↓

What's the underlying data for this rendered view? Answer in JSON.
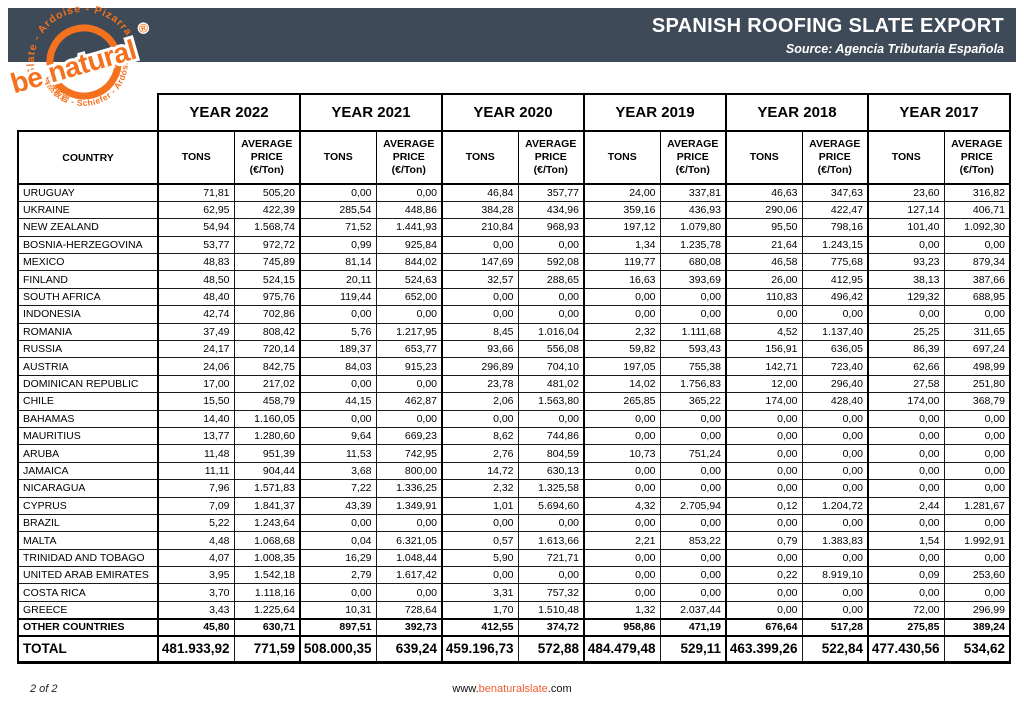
{
  "header": {
    "title": "SPANISH ROOFING SLATE EXPORT",
    "source": "Source: Agencia Tributaria Española"
  },
  "logo": {
    "arc_top": "Slate - Ardoise - Pizarra",
    "arc_bottom": "自然板岩 - Schiefer - Ardósia",
    "brand": "be natural",
    "reg": "®"
  },
  "colors": {
    "band_bg": "#3e4a57",
    "logo_orange": "#f4711d",
    "url_accent": "#f15b2e"
  },
  "table": {
    "country_header": "COUNTRY",
    "years": [
      "YEAR 2022",
      "YEAR 2021",
      "YEAR 2020",
      "YEAR 2019",
      "YEAR 2018",
      "YEAR 2017"
    ],
    "tons_header": "TONS",
    "price_header": "AVERAGE PRICE (€/Ton)",
    "rows": [
      {
        "country": "URUGUAY",
        "values": [
          "71,81",
          "505,20",
          "0,00",
          "0,00",
          "46,84",
          "357,77",
          "24,00",
          "337,81",
          "46,63",
          "347,63",
          "23,60",
          "316,82"
        ]
      },
      {
        "country": "UKRAINE",
        "values": [
          "62,95",
          "422,39",
          "285,54",
          "448,86",
          "384,28",
          "434,96",
          "359,16",
          "436,93",
          "290,06",
          "422,47",
          "127,14",
          "406,71"
        ]
      },
      {
        "country": "NEW ZEALAND",
        "values": [
          "54,94",
          "1.568,74",
          "71,52",
          "1.441,93",
          "210,84",
          "968,93",
          "197,12",
          "1.079,80",
          "95,50",
          "798,16",
          "101,40",
          "1.092,30"
        ]
      },
      {
        "country": "BOSNIA-HERZEGOVINA",
        "values": [
          "53,77",
          "972,72",
          "0,99",
          "925,84",
          "0,00",
          "0,00",
          "1,34",
          "1.235,78",
          "21,64",
          "1.243,15",
          "0,00",
          "0,00"
        ]
      },
      {
        "country": "MEXICO",
        "values": [
          "48,83",
          "745,89",
          "81,14",
          "844,02",
          "147,69",
          "592,08",
          "119,77",
          "680,08",
          "46,58",
          "775,68",
          "93,23",
          "879,34"
        ]
      },
      {
        "country": "FINLAND",
        "values": [
          "48,50",
          "524,15",
          "20,11",
          "524,63",
          "32,57",
          "288,65",
          "16,63",
          "393,69",
          "26,00",
          "412,95",
          "38,13",
          "387,66"
        ]
      },
      {
        "country": "SOUTH AFRICA",
        "values": [
          "48,40",
          "975,76",
          "119,44",
          "652,00",
          "0,00",
          "0,00",
          "0,00",
          "0,00",
          "110,83",
          "496,42",
          "129,32",
          "688,95"
        ]
      },
      {
        "country": "INDONESIA",
        "values": [
          "42,74",
          "702,86",
          "0,00",
          "0,00",
          "0,00",
          "0,00",
          "0,00",
          "0,00",
          "0,00",
          "0,00",
          "0,00",
          "0,00"
        ]
      },
      {
        "country": "ROMANIA",
        "values": [
          "37,49",
          "808,42",
          "5,76",
          "1.217,95",
          "8,45",
          "1.016,04",
          "2,32",
          "1.111,68",
          "4,52",
          "1.137,40",
          "25,25",
          "311,65"
        ]
      },
      {
        "country": "RUSSIA",
        "values": [
          "24,17",
          "720,14",
          "189,37",
          "653,77",
          "93,66",
          "556,08",
          "59,82",
          "593,43",
          "156,91",
          "636,05",
          "86,39",
          "697,24"
        ]
      },
      {
        "country": "AUSTRIA",
        "values": [
          "24,06",
          "842,75",
          "84,03",
          "915,23",
          "296,89",
          "704,10",
          "197,05",
          "755,38",
          "142,71",
          "723,40",
          "62,66",
          "498,99"
        ]
      },
      {
        "country": "DOMINICAN REPUBLIC",
        "values": [
          "17,00",
          "217,02",
          "0,00",
          "0,00",
          "23,78",
          "481,02",
          "14,02",
          "1.756,83",
          "12,00",
          "296,40",
          "27,58",
          "251,80"
        ]
      },
      {
        "country": "CHILE",
        "values": [
          "15,50",
          "458,79",
          "44,15",
          "462,87",
          "2,06",
          "1.563,80",
          "265,85",
          "365,22",
          "174,00",
          "428,40",
          "174,00",
          "368,79"
        ]
      },
      {
        "country": "BAHAMAS",
        "values": [
          "14,40",
          "1.160,05",
          "0,00",
          "0,00",
          "0,00",
          "0,00",
          "0,00",
          "0,00",
          "0,00",
          "0,00",
          "0,00",
          "0,00"
        ]
      },
      {
        "country": "MAURITIUS",
        "values": [
          "13,77",
          "1.280,60",
          "9,64",
          "669,23",
          "8,62",
          "744,86",
          "0,00",
          "0,00",
          "0,00",
          "0,00",
          "0,00",
          "0,00"
        ]
      },
      {
        "country": "ARUBA",
        "values": [
          "11,48",
          "951,39",
          "11,53",
          "742,95",
          "2,76",
          "804,59",
          "10,73",
          "751,24",
          "0,00",
          "0,00",
          "0,00",
          "0,00"
        ]
      },
      {
        "country": "JAMAICA",
        "values": [
          "11,11",
          "904,44",
          "3,68",
          "800,00",
          "14,72",
          "630,13",
          "0,00",
          "0,00",
          "0,00",
          "0,00",
          "0,00",
          "0,00"
        ]
      },
      {
        "country": "NICARAGUA",
        "values": [
          "7,96",
          "1.571,83",
          "7,22",
          "1.336,25",
          "2,32",
          "1.325,58",
          "0,00",
          "0,00",
          "0,00",
          "0,00",
          "0,00",
          "0,00"
        ]
      },
      {
        "country": "CYPRUS",
        "values": [
          "7,09",
          "1.841,37",
          "43,39",
          "1.349,91",
          "1,01",
          "5.694,60",
          "4,32",
          "2.705,94",
          "0,12",
          "1.204,72",
          "2,44",
          "1.281,67"
        ]
      },
      {
        "country": "BRAZIL",
        "values": [
          "5,22",
          "1.243,64",
          "0,00",
          "0,00",
          "0,00",
          "0,00",
          "0,00",
          "0,00",
          "0,00",
          "0,00",
          "0,00",
          "0,00"
        ]
      },
      {
        "country": "MALTA",
        "values": [
          "4,48",
          "1.068,68",
          "0,04",
          "6.321,05",
          "0,57",
          "1.613,66",
          "2,21",
          "853,22",
          "0,79",
          "1.383,83",
          "1,54",
          "1.992,91"
        ]
      },
      {
        "country": "TRINIDAD AND TOBAGO",
        "values": [
          "4,07",
          "1.008,35",
          "16,29",
          "1.048,44",
          "5,90",
          "721,71",
          "0,00",
          "0,00",
          "0,00",
          "0,00",
          "0,00",
          "0,00"
        ]
      },
      {
        "country": "UNITED ARAB EMIRATES",
        "values": [
          "3,95",
          "1.542,18",
          "2,79",
          "1.617,42",
          "0,00",
          "0,00",
          "0,00",
          "0,00",
          "0,22",
          "8.919,10",
          "0,09",
          "253,60"
        ]
      },
      {
        "country": "COSTA RICA",
        "values": [
          "3,70",
          "1.118,16",
          "0,00",
          "0,00",
          "3,31",
          "757,32",
          "0,00",
          "0,00",
          "0,00",
          "0,00",
          "0,00",
          "0,00"
        ]
      },
      {
        "country": "GREECE",
        "values": [
          "3,43",
          "1.225,64",
          "10,31",
          "728,64",
          "1,70",
          "1.510,48",
          "1,32",
          "2.037,44",
          "0,00",
          "0,00",
          "72,00",
          "296,99"
        ]
      },
      {
        "country": "OTHER COUNTRIES",
        "bold": true,
        "values": [
          "45,80",
          "630,71",
          "897,51",
          "392,73",
          "412,55",
          "374,72",
          "958,86",
          "471,19",
          "676,64",
          "517,28",
          "275,85",
          "389,24"
        ]
      }
    ],
    "total": {
      "country": "TOTAL",
      "values": [
        "481.933,92",
        "771,59",
        "508.000,35",
        "639,24",
        "459.196,73",
        "572,88",
        "484.479,48",
        "529,11",
        "463.399,26",
        "522,84",
        "477.430,56",
        "534,62"
      ]
    }
  },
  "footer": {
    "page": "2 of 2",
    "url_www": "www.",
    "url_brand": "benaturalslate",
    "url_com": ".com"
  }
}
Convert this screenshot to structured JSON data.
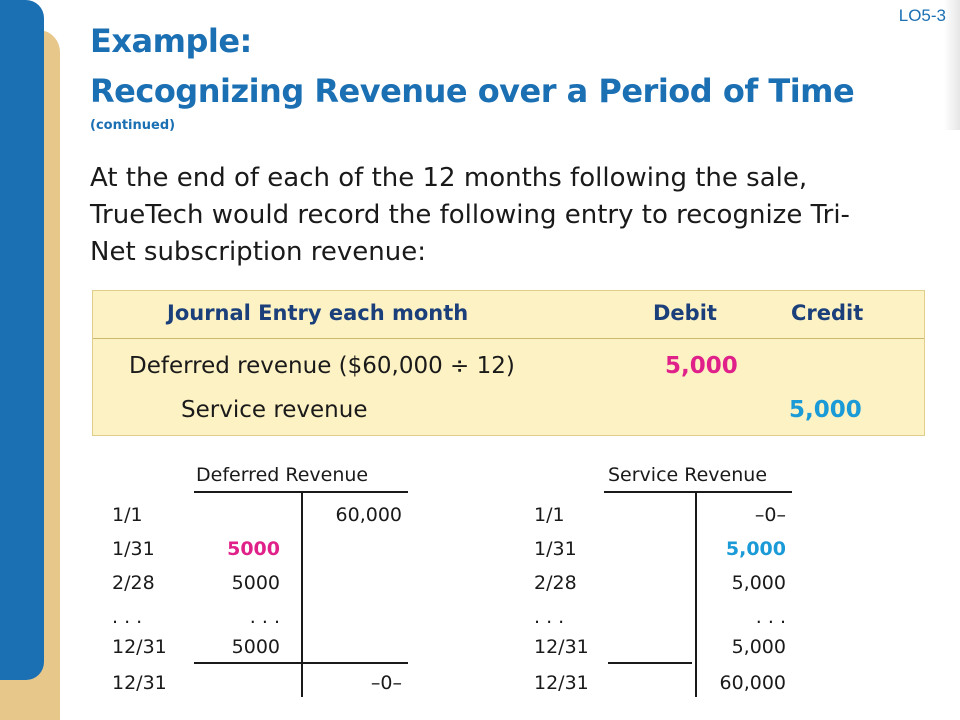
{
  "slide": {
    "lo_tag": "LO5-3",
    "title_line1": "Example:",
    "title_line2": "Recognizing Revenue over a Period of Time",
    "continued": "(continued)",
    "body": "At the end of each of the 12 months following the sale, TrueTech would record the following entry to recognize Tri-Net subscription revenue:"
  },
  "journal": {
    "header_title": "Journal Entry each month",
    "header_debit": "Debit",
    "header_credit": "Credit",
    "debit_account": "Deferred revenue ($60,000 ÷ 12)",
    "debit_amount": "5,000",
    "credit_account": "Service revenue",
    "credit_amount": "5,000"
  },
  "deferred_revenue": {
    "title": "Deferred Revenue",
    "rows": [
      {
        "date": "1/1",
        "debit": "",
        "credit": "60,000"
      },
      {
        "date": "1/31",
        "debit": "5000",
        "credit": ""
      },
      {
        "date": "2/28",
        "debit": "5000",
        "credit": ""
      },
      {
        "date": ". . .",
        "debit": ". . .",
        "credit": ""
      },
      {
        "date": "12/31",
        "debit": "5000",
        "credit": ""
      },
      {
        "date": "12/31",
        "debit": "",
        "credit": "–0–"
      }
    ]
  },
  "service_revenue": {
    "title": "Service Revenue",
    "rows": [
      {
        "date": "1/1",
        "debit": "",
        "credit": "–0–"
      },
      {
        "date": "1/31",
        "debit": "",
        "credit": "5,000"
      },
      {
        "date": "2/28",
        "debit": "",
        "credit": "5,000"
      },
      {
        "date": ". . .",
        "debit": "",
        "credit": ". . ."
      },
      {
        "date": "12/31",
        "debit": "",
        "credit": "5,000"
      },
      {
        "date": "12/31",
        "debit": "",
        "credit": "60,000"
      }
    ]
  },
  "colors": {
    "title_blue": "#1b6fb3",
    "debit_highlight": "#e0218a",
    "credit_highlight": "#1a9ad6",
    "journal_fill": "#fdf2c4"
  }
}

↑

--- EXERCISE TASK ---
Copy out all lines where the word "data" appears.

--- COMPLETED EXERCISE ---
What's the underlying data for this rendered view? Answer in JSON.
Convert this screenshot to structured JSON data.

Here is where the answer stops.